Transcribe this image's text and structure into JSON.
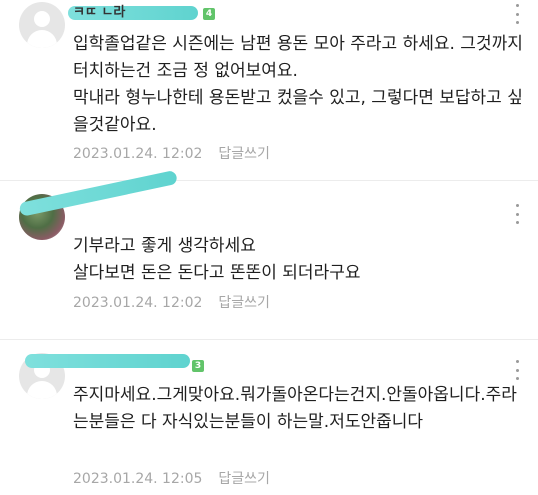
{
  "comments": [
    {
      "level": "4",
      "nickname_visible": "ㅋㄸ          ㄴ라",
      "text": "입학졸업같은 시즌에는 남편 용돈 모아 주라고 하세요. 그것까지 터치하는건 조금 정 없어보여요.\n막내라 형누나한테 용돈받고 컸을수 있고, 그렇다면 보답하고 싶을것같아요.",
      "timestamp": "2023.01.24. 12:02",
      "reply_label": "답글쓰기"
    },
    {
      "level": "",
      "text": "기부라고 좋게 생각하세요\n살다보면 돈은 돈다고 똔똔이 되더라구요",
      "timestamp": "2023.01.24. 12:02",
      "reply_label": "답글쓰기"
    },
    {
      "level": "3",
      "text": "주지마세요.그게맞아요.뭐가돌아온다는건지.안돌아옵니다.주라는분들은 다 자식있는분들이 하는말.저도안줍니다",
      "timestamp": "2023.01.24. 12:05",
      "reply_label": "답글쓰기"
    }
  ],
  "icons": {
    "more": "more-vertical-icon",
    "avatar_default": "person-icon"
  },
  "colors": {
    "level_badge": "#62c46a",
    "nickname_mask": "#5fd3cf",
    "meta_text": "#a7a7a7",
    "divider": "#ececec"
  }
}
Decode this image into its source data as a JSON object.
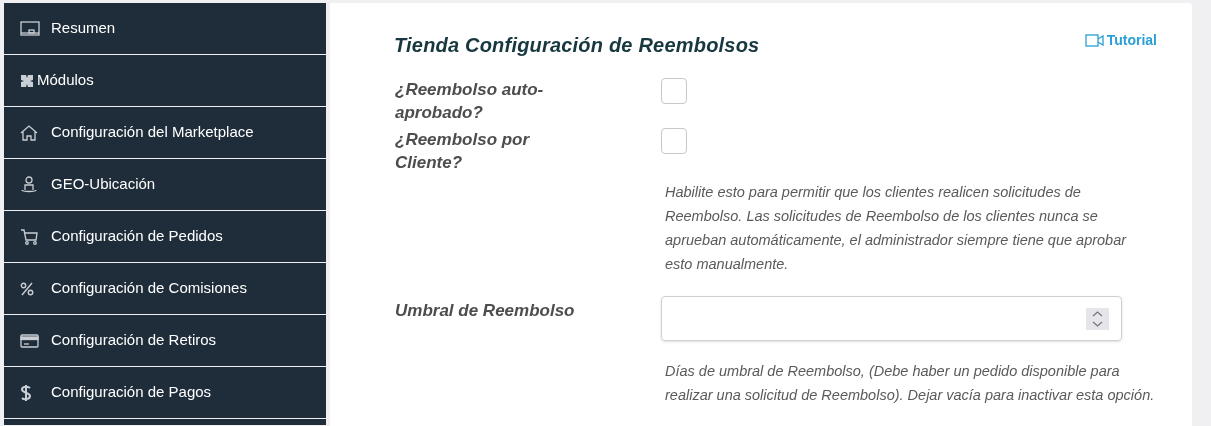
{
  "sidebar": {
    "items": [
      {
        "label": "Resumen"
      },
      {
        "label": "Módulos"
      },
      {
        "label": "Configuración del Marketplace"
      },
      {
        "label": "GEO-Ubicación"
      },
      {
        "label": "Configuración de Pedidos"
      },
      {
        "label": "Configuración de Comisiones"
      },
      {
        "label": "Configuración de Retiros"
      },
      {
        "label": "Configuración de Pagos"
      }
    ]
  },
  "panel": {
    "title": "Tienda Configuración de Reembolsos",
    "tutorial_link": "Tutorial",
    "fields": [
      {
        "kind": "checkbox",
        "label": "¿Reembolso auto-aprobado?",
        "checked": false
      },
      {
        "kind": "checkbox",
        "label": "¿Reembolso por Cliente?",
        "checked": false,
        "help": "Habilite esto para permitir que los clientes realicen solicitudes de Reembolso. Las solicitudes de Reembolso de los clientes nunca se aprueban automáticamente, el administrador siempre tiene que aprobar esto manualmente."
      },
      {
        "kind": "number",
        "label": "Umbral de Reembolso",
        "help": "Días de umbral de Reembolso, (Debe haber un pedido disponible para realizar una solicitud de Reembolso). Dejar vacía para inactivar esta opción."
      }
    ]
  }
}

Given problem – Transcribe the full listing above exactly, with the images removed.

Solution to the problem –
Transcribe this image's text and structure into JSON.
{
  "comments": [
    {
      "level": "4",
      "nickname_visible": "ㅋㄸ          ㄴ라",
      "text": "입학졸업같은 시즌에는 남편 용돈 모아 주라고 하세요. 그것까지 터치하는건 조금 정 없어보여요.\n막내라 형누나한테 용돈받고 컸을수 있고, 그렇다면 보답하고 싶을것같아요.",
      "timestamp": "2023.01.24. 12:02",
      "reply_label": "답글쓰기"
    },
    {
      "level": "",
      "text": "기부라고 좋게 생각하세요\n살다보면 돈은 돈다고 똔똔이 되더라구요",
      "timestamp": "2023.01.24. 12:02",
      "reply_label": "답글쓰기"
    },
    {
      "level": "3",
      "text": "주지마세요.그게맞아요.뭐가돌아온다는건지.안돌아옵니다.주라는분들은 다 자식있는분들이 하는말.저도안줍니다",
      "timestamp": "2023.01.24. 12:05",
      "reply_label": "답글쓰기"
    }
  ],
  "icons": {
    "more": "more-vertical-icon",
    "avatar_default": "person-icon"
  },
  "colors": {
    "level_badge": "#62c46a",
    "nickname_mask": "#5fd3cf",
    "meta_text": "#a7a7a7",
    "divider": "#ececec"
  }
}
Decode this image into its source data as a JSON object.
{
  "sidebar": {
    "items": [
      {
        "label": "Resumen"
      },
      {
        "label": "Módulos"
      },
      {
        "label": "Configuración del Marketplace"
      },
      {
        "label": "GEO-Ubicación"
      },
      {
        "label": "Configuración de Pedidos"
      },
      {
        "label": "Configuración de Comisiones"
      },
      {
        "label": "Configuración de Retiros"
      },
      {
        "label": "Configuración de Pagos"
      }
    ]
  },
  "panel": {
    "title": "Tienda Configuración de Reembolsos",
    "tutorial_link": "Tutorial",
    "fields": [
      {
        "kind": "checkbox",
        "label": "¿Reembolso auto-aprobado?",
        "checked": false
      },
      {
        "kind": "checkbox",
        "label": "¿Reembolso por Cliente?",
        "checked": false,
        "help": "Habilite esto para permitir que los clientes realicen solicitudes de Reembolso. Las solicitudes de Reembolso de los clientes nunca se aprueban automáticamente, el administrador siempre tiene que aprobar esto manualmente."
      },
      {
        "kind": "number",
        "label": "Umbral de Reembolso",
        "help": "Días de umbral de Reembolso, (Debe haber un pedido disponible para realizar una solicitud de Reembolso). Dejar vacía para inactivar esta opción."
      }
    ]
  }
}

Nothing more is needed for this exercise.